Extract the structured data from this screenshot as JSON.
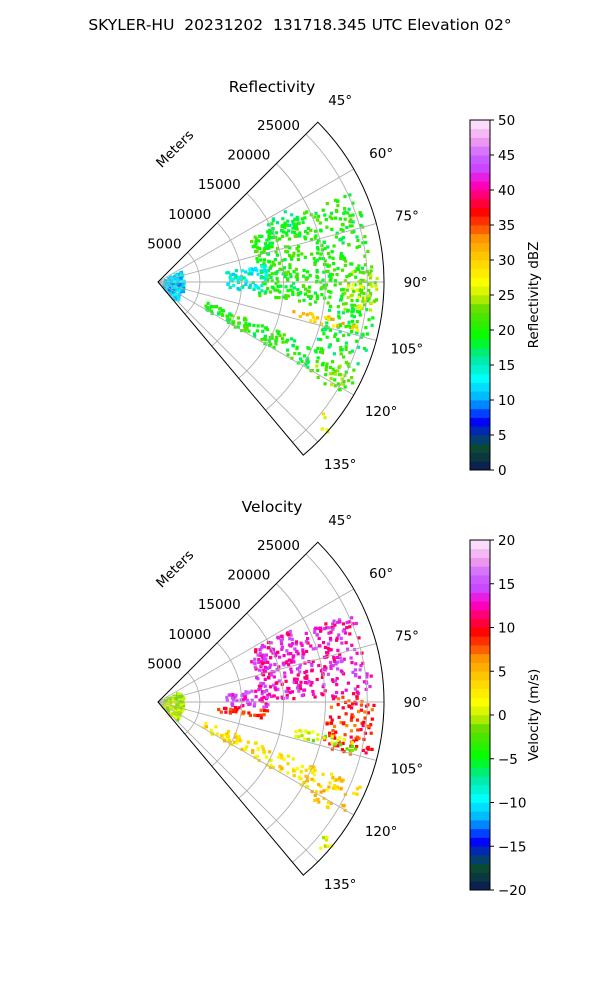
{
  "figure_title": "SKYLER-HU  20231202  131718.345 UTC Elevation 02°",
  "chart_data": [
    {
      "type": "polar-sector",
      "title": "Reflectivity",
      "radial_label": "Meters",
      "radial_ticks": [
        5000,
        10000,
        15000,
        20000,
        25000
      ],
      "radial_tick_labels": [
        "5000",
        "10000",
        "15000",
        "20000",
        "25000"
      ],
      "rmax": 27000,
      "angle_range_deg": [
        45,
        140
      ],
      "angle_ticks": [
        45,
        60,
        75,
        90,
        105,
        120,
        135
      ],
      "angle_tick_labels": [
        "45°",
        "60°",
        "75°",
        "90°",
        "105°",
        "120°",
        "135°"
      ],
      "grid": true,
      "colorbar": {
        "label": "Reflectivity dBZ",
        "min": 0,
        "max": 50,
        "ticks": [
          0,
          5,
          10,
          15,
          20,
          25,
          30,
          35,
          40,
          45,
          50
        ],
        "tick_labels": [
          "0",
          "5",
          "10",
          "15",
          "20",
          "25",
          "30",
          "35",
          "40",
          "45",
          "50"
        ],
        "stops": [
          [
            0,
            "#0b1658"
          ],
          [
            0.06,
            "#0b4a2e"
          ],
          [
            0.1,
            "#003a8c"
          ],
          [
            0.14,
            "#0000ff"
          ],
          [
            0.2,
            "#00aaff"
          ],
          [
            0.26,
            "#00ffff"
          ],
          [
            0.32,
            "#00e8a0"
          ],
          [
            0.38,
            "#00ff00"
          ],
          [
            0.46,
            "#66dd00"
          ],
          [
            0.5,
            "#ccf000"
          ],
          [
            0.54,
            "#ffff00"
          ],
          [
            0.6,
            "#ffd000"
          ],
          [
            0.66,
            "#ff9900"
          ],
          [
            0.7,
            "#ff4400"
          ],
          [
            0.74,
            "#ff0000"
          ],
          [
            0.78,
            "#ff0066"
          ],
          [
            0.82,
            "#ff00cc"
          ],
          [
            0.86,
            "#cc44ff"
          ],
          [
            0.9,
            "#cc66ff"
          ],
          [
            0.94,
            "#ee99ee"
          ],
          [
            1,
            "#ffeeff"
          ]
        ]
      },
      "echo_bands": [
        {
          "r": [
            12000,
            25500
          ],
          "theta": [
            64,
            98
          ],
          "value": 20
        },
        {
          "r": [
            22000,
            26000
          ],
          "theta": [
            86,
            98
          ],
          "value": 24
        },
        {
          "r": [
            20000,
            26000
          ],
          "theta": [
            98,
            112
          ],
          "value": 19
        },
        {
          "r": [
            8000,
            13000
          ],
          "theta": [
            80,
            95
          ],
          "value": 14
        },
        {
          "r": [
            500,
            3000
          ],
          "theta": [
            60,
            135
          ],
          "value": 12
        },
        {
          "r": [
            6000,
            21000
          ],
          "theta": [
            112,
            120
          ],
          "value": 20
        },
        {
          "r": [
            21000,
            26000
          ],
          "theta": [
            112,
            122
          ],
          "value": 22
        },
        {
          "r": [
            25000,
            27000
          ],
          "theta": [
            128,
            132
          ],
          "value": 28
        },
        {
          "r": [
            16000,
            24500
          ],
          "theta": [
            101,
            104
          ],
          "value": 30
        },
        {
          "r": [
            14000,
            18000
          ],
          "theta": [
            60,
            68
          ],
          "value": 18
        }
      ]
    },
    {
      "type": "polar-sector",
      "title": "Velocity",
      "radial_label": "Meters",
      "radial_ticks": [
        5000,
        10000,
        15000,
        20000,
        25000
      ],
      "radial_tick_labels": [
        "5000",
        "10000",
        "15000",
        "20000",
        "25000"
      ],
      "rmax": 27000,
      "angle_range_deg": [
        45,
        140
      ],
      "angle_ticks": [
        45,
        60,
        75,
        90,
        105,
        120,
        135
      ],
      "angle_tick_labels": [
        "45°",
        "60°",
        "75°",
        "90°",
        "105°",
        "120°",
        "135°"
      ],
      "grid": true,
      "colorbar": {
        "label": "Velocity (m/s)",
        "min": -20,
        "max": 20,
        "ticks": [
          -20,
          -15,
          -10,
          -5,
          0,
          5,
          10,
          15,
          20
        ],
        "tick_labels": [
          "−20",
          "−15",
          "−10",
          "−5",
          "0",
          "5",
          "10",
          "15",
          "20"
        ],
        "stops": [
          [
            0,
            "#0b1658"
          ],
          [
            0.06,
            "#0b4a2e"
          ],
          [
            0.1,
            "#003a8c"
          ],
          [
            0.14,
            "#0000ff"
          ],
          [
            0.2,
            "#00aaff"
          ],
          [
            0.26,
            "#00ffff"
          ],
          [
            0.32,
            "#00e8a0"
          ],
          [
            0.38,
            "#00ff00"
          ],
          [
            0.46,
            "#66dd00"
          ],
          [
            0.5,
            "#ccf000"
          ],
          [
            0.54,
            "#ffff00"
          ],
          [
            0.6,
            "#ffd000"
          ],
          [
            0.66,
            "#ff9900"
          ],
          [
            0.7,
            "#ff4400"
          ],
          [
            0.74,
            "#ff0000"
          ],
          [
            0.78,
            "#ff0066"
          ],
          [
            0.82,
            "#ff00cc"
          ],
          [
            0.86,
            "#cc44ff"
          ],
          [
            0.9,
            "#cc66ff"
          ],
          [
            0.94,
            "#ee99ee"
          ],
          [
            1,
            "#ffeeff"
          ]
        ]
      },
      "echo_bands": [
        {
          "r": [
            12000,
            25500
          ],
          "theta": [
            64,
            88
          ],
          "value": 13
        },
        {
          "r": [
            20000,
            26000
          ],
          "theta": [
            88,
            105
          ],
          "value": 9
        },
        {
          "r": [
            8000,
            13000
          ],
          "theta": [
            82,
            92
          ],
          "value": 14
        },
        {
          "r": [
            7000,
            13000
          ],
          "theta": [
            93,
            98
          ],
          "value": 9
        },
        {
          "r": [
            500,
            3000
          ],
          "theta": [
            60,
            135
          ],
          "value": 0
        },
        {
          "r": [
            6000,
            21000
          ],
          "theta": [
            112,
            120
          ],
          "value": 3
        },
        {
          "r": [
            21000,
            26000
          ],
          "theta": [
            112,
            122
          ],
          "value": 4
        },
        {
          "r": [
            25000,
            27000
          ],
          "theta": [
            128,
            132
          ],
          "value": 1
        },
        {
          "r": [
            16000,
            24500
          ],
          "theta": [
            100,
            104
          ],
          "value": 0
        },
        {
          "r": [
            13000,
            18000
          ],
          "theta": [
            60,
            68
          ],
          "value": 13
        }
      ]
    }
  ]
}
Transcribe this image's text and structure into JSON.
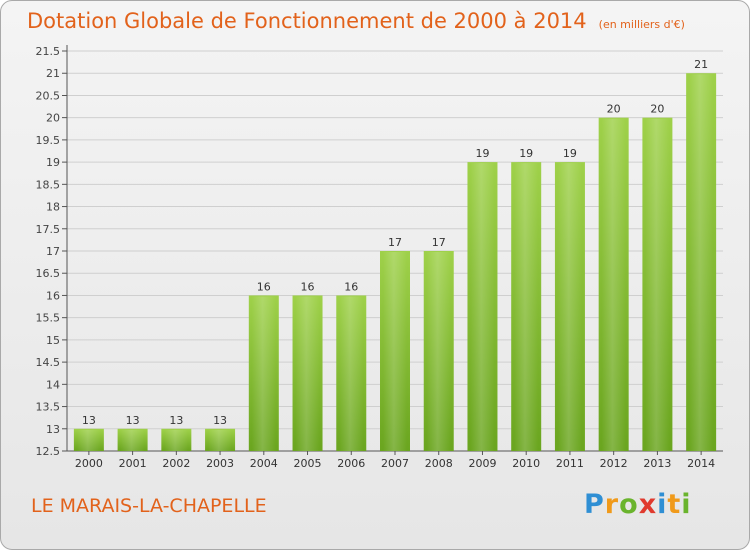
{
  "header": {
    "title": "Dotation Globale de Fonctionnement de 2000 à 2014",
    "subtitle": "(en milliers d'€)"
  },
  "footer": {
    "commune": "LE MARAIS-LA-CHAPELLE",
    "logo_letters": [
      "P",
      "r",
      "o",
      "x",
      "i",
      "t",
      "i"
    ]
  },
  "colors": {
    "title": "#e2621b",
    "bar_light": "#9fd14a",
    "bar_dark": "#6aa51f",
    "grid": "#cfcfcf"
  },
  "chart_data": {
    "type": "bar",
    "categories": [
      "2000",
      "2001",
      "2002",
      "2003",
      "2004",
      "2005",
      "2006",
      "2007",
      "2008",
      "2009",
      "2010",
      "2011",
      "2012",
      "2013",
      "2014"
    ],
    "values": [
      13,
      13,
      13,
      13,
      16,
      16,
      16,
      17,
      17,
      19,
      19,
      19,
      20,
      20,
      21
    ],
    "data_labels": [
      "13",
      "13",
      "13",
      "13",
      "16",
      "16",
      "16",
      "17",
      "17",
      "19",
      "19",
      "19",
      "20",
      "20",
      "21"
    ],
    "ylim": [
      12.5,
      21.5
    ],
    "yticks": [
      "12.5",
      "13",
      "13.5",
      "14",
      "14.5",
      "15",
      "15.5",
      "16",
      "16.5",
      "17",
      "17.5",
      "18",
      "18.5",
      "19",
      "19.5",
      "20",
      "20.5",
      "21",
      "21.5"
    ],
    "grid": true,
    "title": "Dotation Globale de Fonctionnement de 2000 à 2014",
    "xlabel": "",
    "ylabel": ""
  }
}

###

(What you need to do) Gather up the lines containing the word "JSON" from these records and copy them.

(Complete response)
Extract the structured data from this screenshot as JSON.
Transcribe this image's text and structure into JSON.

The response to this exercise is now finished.